Figure collection entries:
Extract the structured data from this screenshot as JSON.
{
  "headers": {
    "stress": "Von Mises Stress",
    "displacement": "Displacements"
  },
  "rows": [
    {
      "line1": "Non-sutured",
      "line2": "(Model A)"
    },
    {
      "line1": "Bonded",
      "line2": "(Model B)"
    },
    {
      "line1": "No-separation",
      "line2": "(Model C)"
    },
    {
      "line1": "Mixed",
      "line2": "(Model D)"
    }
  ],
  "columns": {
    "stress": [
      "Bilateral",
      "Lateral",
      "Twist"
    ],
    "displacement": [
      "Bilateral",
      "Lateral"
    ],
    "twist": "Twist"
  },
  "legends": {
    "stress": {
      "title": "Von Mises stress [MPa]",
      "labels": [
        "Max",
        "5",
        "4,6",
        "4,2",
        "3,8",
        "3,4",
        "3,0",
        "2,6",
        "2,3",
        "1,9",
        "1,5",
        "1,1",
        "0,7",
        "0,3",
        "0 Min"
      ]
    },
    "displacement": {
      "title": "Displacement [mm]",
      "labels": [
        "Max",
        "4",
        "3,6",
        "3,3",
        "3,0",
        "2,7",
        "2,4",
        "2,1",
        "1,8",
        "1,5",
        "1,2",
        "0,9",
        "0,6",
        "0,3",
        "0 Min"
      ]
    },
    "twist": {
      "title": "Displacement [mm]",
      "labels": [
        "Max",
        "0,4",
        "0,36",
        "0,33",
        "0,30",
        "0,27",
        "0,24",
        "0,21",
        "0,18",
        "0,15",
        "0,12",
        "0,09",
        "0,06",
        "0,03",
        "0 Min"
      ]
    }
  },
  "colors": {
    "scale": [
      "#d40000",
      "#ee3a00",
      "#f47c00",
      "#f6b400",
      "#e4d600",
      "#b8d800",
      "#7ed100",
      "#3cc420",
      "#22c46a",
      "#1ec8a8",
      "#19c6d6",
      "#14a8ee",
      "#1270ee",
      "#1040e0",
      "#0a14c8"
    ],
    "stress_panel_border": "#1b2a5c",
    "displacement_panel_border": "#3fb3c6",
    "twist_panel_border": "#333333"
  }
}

Goal: Search the data above for the string "Mises" and return every line that has it.

Response to the exercise:
    "stress": "Von Mises Stress",
      "title": "Von Mises stress [MPa]",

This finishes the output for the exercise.